A la lutte du "CHE GUEVARA" qui se propose d'étendre une guérilla à l'échelle continentale fait écho la thèse de LIN PIAO qui assimile les pays pauvres aux campagnes des puissances impérialistes et préconise l'encerclement de ces dernières par les révolutions réalisées dans les premiers. Aussi, cette lutte menée au plus près du peuple s'accompagnera-t-elle de plus en plus d'une dimension internationale : intense activité diplomatique d'une part, et, d'autre part, essais de coordonner les luttes continentales et mondiales, avec pour point culminant, resté pour l'essentiel sans effet réel (autre qu'idéologique dans les pays capitalistes occidentaux), la Conférence tricontinentale de La Havane (décembre 1964-janvier 1965), qui réunissait les représentants des mouvements révolutionnaires des trois continents (Afrique, Asie, Amérique Latine), qui avaient vu des mouvements guérilleros se développer de façon importante et remporter des succès.

++++++++

:: Consigne ::
Répondez aux questions suivantes à partir de l'extrait sur les luttes révolutionnaires :
1. Quelle thèse fait écho à la lutte du « CHE GUEVARA » ?
2. Dans quelle ville la Conférence tricontinentale s'est-elle tenue ?
3. Quels étaient les trois continents représentés lors de cette conférence ?

Une série d'enregistrements:
++++++++

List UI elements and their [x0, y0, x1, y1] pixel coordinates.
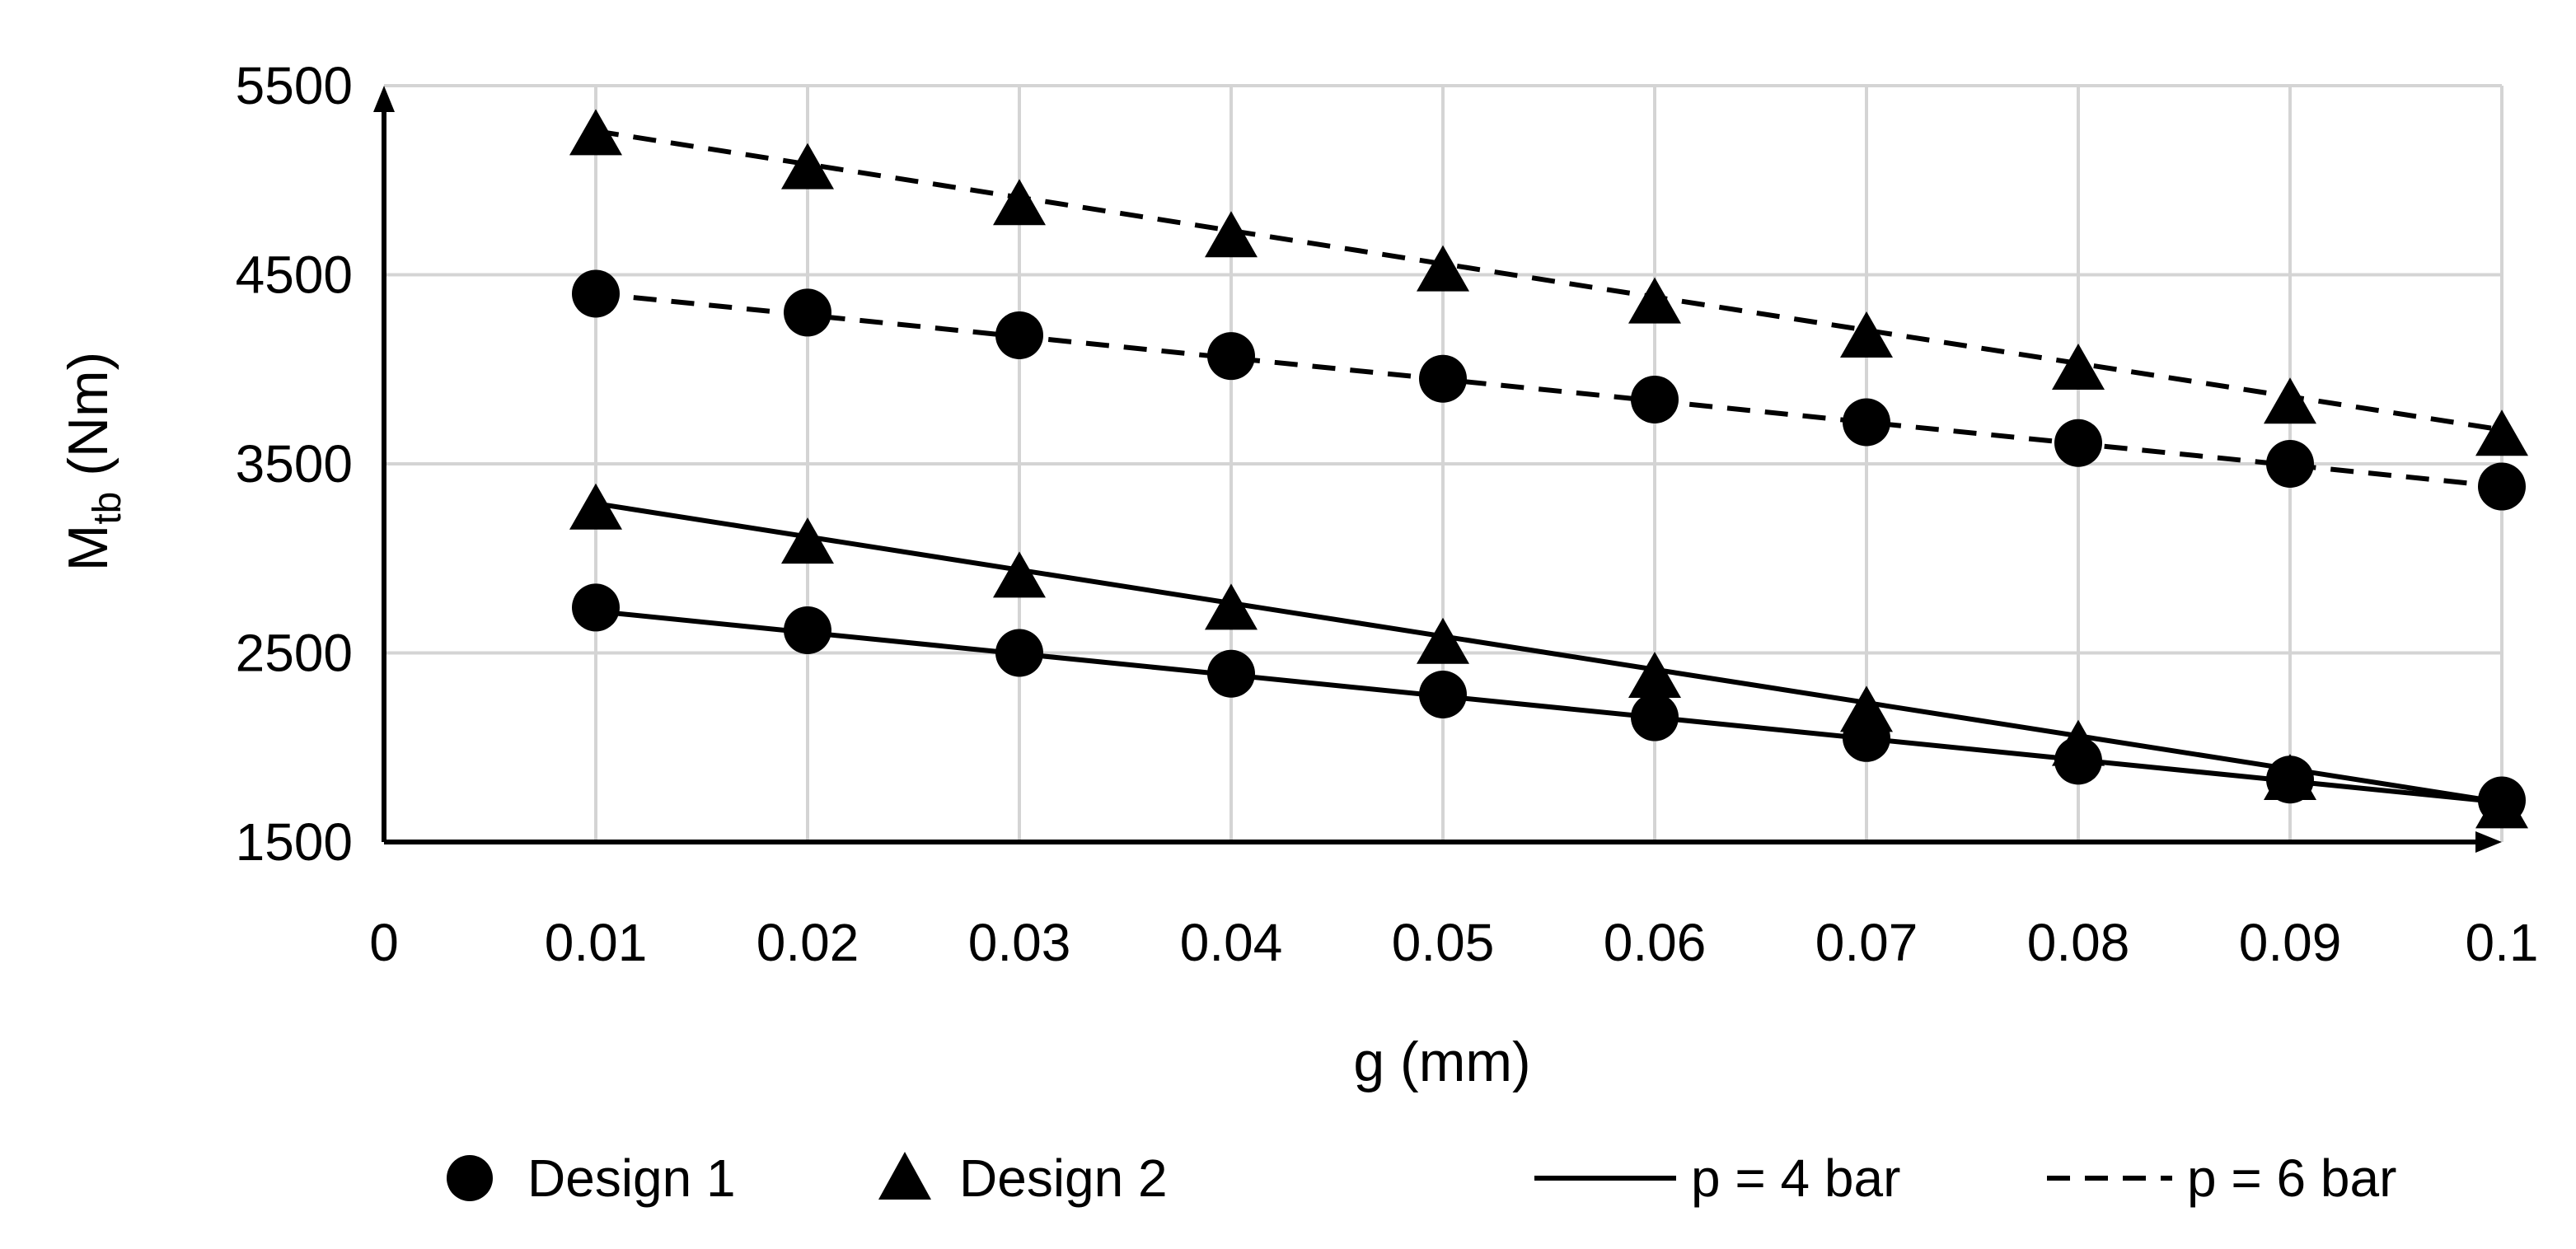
y-axis-title-main: M	[57, 525, 119, 572]
series-markers	[569, 109, 2528, 829]
x-tick-labels: 0 0.01 0.02 0.03 0.04 0.05 0.06 0.07 0.08 0.09 0.1	[369, 913, 2538, 972]
series-line-p4-triangle	[595, 501, 2503, 805]
data-point-triangle	[781, 143, 834, 189]
data-point-triangle	[993, 551, 1046, 598]
y-axis-title-sub: tb	[86, 492, 129, 525]
y-tick-label: 5500	[236, 56, 353, 115]
data-point-triangle	[1840, 311, 1893, 358]
data-point-circle	[572, 269, 620, 318]
x-tick-label: 0.07	[1815, 913, 1918, 972]
data-point-triangle	[1417, 617, 1469, 664]
x-tick-label: 0.02	[756, 913, 859, 972]
x-tick-label: 0	[369, 913, 399, 972]
x-tick-label: 0.03	[968, 913, 1071, 972]
y-tick-label: 3500	[236, 434, 353, 494]
data-point-circle	[2478, 462, 2526, 511]
data-point-circle	[784, 606, 831, 654]
data-point-triangle	[2475, 782, 2528, 829]
data-point-circle	[2266, 440, 2314, 488]
y-axis-title-unit: (Nm)	[57, 352, 119, 492]
y-axis-title: Mtb (Nm)	[57, 352, 129, 572]
data-point-circle	[995, 629, 1043, 677]
data-point-triangle	[2264, 377, 2316, 424]
legend-triangle-marker	[878, 1152, 931, 1200]
data-point-triangle	[2264, 753, 2316, 800]
data-point-circle	[1207, 332, 1255, 381]
data-point-circle	[995, 311, 1043, 359]
data-point-triangle	[1205, 211, 1258, 258]
data-point-triangle	[1628, 277, 1681, 324]
y-tick-label: 4500	[236, 246, 353, 305]
data-point-triangle	[2052, 719, 2105, 766]
data-point-triangle	[1840, 685, 1893, 732]
data-point-triangle	[1205, 583, 1258, 630]
data-point-triangle	[993, 179, 1046, 226]
data-point-triangle	[569, 483, 622, 530]
data-point-circle	[2054, 419, 2102, 467]
data-point-circle	[1631, 693, 1679, 741]
data-point-circle	[1631, 375, 1679, 423]
data-point-triangle	[2475, 409, 2528, 456]
legend-label-design-1: Design 1	[527, 1148, 736, 1208]
data-point-triangle	[1417, 245, 1469, 292]
series-lines	[595, 129, 2503, 805]
legend-circle-marker	[447, 1155, 493, 1201]
data-point-circle	[1843, 398, 1890, 447]
y-tick-label: 2500	[236, 624, 353, 683]
data-point-triangle	[781, 517, 834, 564]
x-tick-label: 0.1	[2466, 913, 2539, 972]
data-point-triangle	[2052, 343, 2105, 390]
x-tick-label: 0.04	[1180, 913, 1283, 972]
x-tick-label: 0.09	[2239, 913, 2342, 972]
legend-label-p4: p = 4 bar	[1691, 1148, 1900, 1208]
x-tick-label: 0.06	[1604, 913, 1707, 972]
series-line-p6-triangle	[595, 129, 2503, 433]
legend-label-p6: p = 6 bar	[2187, 1148, 2396, 1208]
legend-label-design-2: Design 2	[959, 1148, 1168, 1208]
legend: Design 1 Design 2 p = 4 bar p = 6 bar	[447, 1148, 2396, 1208]
series-line-p4-circle	[595, 609, 2503, 805]
data-point-circle	[572, 583, 620, 632]
x-tick-label: 0.05	[1392, 913, 1495, 972]
data-point-circle	[1419, 354, 1467, 403]
y-tick-label: 1500	[236, 812, 353, 872]
y-axis-arrow	[373, 86, 395, 112]
data-point-circle	[1207, 649, 1255, 698]
y-tick-labels: 1500 2500 3500 4500 5500	[236, 56, 353, 872]
data-point-triangle	[569, 109, 622, 156]
series-line-p6-circle	[595, 291, 2503, 489]
data-point-triangle	[1628, 652, 1681, 699]
x-tick-label: 0.08	[2027, 913, 2130, 972]
data-point-circle	[1419, 670, 1467, 718]
x-axis-arrow	[2475, 831, 2502, 853]
x-tick-label: 0.01	[545, 913, 648, 972]
x-axis-title: g (mm)	[1353, 1031, 1530, 1093]
data-point-circle	[784, 288, 831, 337]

++++++++

:: Réponse ::
1. C'est la thèse de LIN PIAO qui fait écho à la lutte du « CHE GUEVARA ».
2. La Conférence tricontinentale s'est tenue à La Havane.
3. Les trois continents représentés étaient l'Afrique, l'Asie et l'Amérique latine.